0

PARA QUE FILOSOFIA II: O valor da Filosofia e as sociedades atrasadas

Gonçalo Armijos Palácios

Triste uma sociedade que não permita que aqueles jovens que mostram condições para a reflexão crítica possam dedicar suas vidas à filosofia


De tempos em tempos, parece como que as circunstâncias confabulam contra a filosofia e o filosofar. O marcado materialismo interesseiro que às vezes prospera leva as pessoas a acreditar que do que nesta vida se trata é de açambarcar riquezas e se locupletar a qualquer custo.

Julgam, muitos, que nos diferenciamos dos animais porque, enquanto eles só acumulam visando as suas reais necessidades — antecipando-se a longos e crus invernos, por exemplo — do que nesta vida se trata é de acumular a maior quantidade possível de riquezas fazendo dos outros meros instrumentos para esse objetivo. Instrumentos dispensáveis.

O fato é que não nos diferenciamos dos animais por sermos mais fortes do que eles, porque não somos. Alguns podem pensar que somos únicos porque, à diferença dos animais, queremos mesmo é ter riquezas e mais riquezas sem nos preocupar nem pelos outros nem pelas conseqüências que a exploração ilimitada de recursos pode trazer para a própria vida no planeta. Estes parecem estar certos.

* Itens do conjunto *
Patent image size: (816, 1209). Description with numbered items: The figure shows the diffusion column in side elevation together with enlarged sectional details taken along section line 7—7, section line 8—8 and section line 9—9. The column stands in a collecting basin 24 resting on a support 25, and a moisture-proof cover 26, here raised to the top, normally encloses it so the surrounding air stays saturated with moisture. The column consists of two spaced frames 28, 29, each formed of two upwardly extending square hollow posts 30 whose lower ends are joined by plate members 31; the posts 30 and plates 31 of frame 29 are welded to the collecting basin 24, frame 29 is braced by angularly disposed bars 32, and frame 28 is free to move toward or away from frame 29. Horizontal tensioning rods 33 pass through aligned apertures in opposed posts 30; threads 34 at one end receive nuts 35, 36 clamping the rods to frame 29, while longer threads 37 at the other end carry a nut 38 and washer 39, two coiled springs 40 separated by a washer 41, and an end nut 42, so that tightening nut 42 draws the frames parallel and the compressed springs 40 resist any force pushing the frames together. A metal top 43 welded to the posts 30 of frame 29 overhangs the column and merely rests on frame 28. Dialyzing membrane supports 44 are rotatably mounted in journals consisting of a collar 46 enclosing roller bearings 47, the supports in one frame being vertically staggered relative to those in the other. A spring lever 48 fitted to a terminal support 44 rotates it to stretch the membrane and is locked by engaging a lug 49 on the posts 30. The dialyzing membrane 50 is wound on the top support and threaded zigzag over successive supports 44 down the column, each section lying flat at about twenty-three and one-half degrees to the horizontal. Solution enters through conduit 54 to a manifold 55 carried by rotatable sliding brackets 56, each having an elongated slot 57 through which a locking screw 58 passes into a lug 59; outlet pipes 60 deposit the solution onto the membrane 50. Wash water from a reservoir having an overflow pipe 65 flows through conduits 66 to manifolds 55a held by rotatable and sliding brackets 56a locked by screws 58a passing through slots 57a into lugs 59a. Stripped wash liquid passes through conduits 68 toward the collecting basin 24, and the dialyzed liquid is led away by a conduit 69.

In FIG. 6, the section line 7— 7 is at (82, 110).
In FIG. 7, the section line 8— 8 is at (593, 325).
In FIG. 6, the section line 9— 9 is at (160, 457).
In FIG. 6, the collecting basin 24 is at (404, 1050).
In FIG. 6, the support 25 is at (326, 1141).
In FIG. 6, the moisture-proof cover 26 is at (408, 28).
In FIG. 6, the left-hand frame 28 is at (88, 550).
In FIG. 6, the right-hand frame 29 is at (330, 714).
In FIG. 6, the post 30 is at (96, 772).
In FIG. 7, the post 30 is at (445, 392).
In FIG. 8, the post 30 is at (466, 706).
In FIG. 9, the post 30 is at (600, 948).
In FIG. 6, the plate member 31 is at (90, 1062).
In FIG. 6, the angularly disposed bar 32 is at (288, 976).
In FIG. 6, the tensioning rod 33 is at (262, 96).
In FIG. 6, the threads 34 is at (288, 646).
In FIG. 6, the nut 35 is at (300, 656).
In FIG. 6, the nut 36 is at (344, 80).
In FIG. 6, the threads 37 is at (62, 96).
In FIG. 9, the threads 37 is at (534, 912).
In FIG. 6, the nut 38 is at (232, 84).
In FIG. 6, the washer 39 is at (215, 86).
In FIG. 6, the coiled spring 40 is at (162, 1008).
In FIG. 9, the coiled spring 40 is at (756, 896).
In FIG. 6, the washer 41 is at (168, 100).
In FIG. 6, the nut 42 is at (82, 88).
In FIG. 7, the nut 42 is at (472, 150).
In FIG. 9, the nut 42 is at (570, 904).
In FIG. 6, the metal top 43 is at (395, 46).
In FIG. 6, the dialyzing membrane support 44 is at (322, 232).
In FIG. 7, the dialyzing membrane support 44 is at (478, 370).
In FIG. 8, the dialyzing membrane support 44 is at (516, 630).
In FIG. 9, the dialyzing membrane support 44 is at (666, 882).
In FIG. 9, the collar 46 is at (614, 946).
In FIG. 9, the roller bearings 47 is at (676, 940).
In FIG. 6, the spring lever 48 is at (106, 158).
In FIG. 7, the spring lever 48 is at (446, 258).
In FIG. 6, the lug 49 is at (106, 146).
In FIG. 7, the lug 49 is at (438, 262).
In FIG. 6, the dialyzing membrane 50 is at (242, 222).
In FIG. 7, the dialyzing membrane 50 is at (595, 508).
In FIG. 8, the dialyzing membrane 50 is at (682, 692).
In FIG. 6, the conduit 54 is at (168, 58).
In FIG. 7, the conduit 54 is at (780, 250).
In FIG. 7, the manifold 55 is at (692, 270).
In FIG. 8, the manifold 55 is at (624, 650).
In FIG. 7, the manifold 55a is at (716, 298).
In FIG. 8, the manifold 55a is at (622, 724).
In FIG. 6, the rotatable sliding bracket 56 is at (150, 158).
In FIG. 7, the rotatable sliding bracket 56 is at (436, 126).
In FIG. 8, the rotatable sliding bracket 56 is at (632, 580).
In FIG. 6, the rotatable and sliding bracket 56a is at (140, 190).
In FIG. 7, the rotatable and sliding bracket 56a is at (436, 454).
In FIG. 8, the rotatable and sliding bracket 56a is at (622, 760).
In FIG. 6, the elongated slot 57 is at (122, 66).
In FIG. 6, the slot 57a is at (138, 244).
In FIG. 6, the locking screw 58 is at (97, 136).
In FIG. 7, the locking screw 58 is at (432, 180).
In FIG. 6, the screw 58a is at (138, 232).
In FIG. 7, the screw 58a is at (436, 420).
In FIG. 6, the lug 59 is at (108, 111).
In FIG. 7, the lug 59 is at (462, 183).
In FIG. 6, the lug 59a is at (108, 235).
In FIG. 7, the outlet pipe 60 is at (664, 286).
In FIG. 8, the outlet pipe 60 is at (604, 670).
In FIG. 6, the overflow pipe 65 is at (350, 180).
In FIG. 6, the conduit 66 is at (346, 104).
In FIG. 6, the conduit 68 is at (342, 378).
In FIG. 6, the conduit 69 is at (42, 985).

* Tarefas escritas *
- 1) Responda com base no texto sobre o valor da filosofia:
(a) Que nome de autor aparece no texto?
(b) Segundo o texto, o que o marcado materialismo interesseiro leva as pessoas a acreditar?
(c) De acordo com o texto, com que finalidade os animais acumulam?
- 2) Reproduza sem alterações o trecho do texto sobre o valor da filosofia que começa nas palavras "Gonçalo Armijos Palácios" e termina após as palavras "a qualquer custo.".
Os itens não têm relação com o texto sobre o valor da filosofia.

* Respostas esperadas *
- 1)
(a) Gonçalo Armijos Palácios.
(b) Leva as pessoas a acreditar que do que nesta vida se trata é de açambarcar riquezas e se locupletar a qualquer custo.
(c) Os animais só acumulam visando as suas reais necessidades, antecipando-se, por exemplo, a longos e crus invernos.

- 2)
Gonçalo Armijos Palácios

Triste uma sociedade que não permita que aqueles jovens que mostram condições para a reflexão crítica possam dedicar suas vidas à filosofia


De tempos em tempos, parece como que as circunstâncias confabulam contra a filosofia e o filosofar. O marcado materialismo interesseiro que às vezes prospera leva as pessoas a acreditar que do que nesta vida se trata é de açambarcar riquezas e se locupletar a qualquer custo.